# Records provided start
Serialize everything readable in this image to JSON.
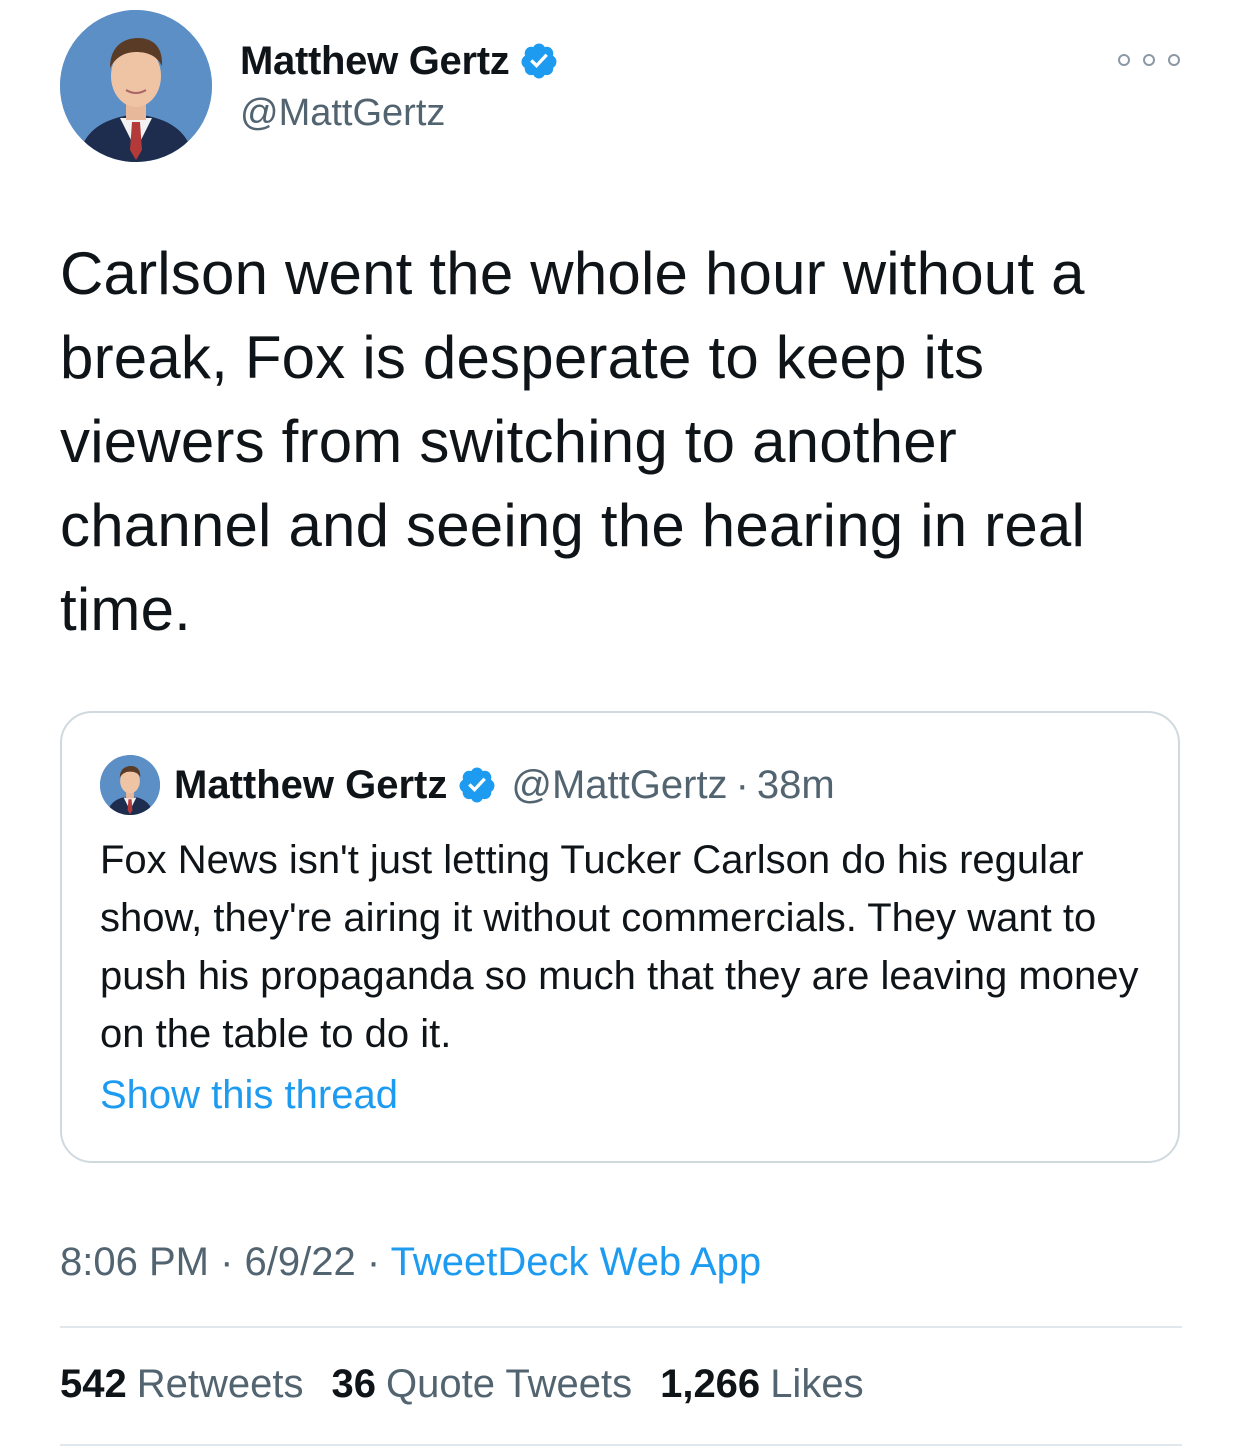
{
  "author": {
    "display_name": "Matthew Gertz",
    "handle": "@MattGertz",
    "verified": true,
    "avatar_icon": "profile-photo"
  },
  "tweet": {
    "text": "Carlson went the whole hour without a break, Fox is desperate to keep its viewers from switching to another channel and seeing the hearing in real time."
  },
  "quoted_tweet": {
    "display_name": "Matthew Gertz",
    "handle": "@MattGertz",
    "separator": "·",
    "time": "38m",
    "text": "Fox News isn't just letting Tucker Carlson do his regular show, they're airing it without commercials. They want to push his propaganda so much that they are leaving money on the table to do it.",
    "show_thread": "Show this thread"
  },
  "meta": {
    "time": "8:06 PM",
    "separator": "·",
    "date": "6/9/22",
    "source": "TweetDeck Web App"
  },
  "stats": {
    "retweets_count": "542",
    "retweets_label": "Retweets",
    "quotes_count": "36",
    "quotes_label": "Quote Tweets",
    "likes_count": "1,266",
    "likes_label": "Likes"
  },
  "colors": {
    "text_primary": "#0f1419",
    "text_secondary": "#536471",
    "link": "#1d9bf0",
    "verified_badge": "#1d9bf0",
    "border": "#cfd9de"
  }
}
# Records provided end
— The problem —
Using the data above, write out every line exactly, leaving the images behind.

— The reply —
Serialize everything readable in this image to JSON.
{
  "author": {
    "display_name": "Matthew Gertz",
    "handle": "@MattGertz",
    "verified": true,
    "avatar_icon": "profile-photo"
  },
  "tweet": {
    "text": "Carlson went the whole hour without a break, Fox is desperate to keep its viewers from switching to another channel and seeing the hearing in real time."
  },
  "quoted_tweet": {
    "display_name": "Matthew Gertz",
    "handle": "@MattGertz",
    "separator": "·",
    "time": "38m",
    "text": "Fox News isn't just letting Tucker Carlson do his regular show, they're airing it without commercials. They want to push his propaganda so much that they are leaving money on the table to do it.",
    "show_thread": "Show this thread"
  },
  "meta": {
    "time": "8:06 PM",
    "separator": "·",
    "date": "6/9/22",
    "source": "TweetDeck Web App"
  },
  "stats": {
    "retweets_count": "542",
    "retweets_label": "Retweets",
    "quotes_count": "36",
    "quotes_label": "Quote Tweets",
    "likes_count": "1,266",
    "likes_label": "Likes"
  },
  "colors": {
    "text_primary": "#0f1419",
    "text_secondary": "#536471",
    "link": "#1d9bf0",
    "verified_badge": "#1d9bf0",
    "border": "#cfd9de"
  }
}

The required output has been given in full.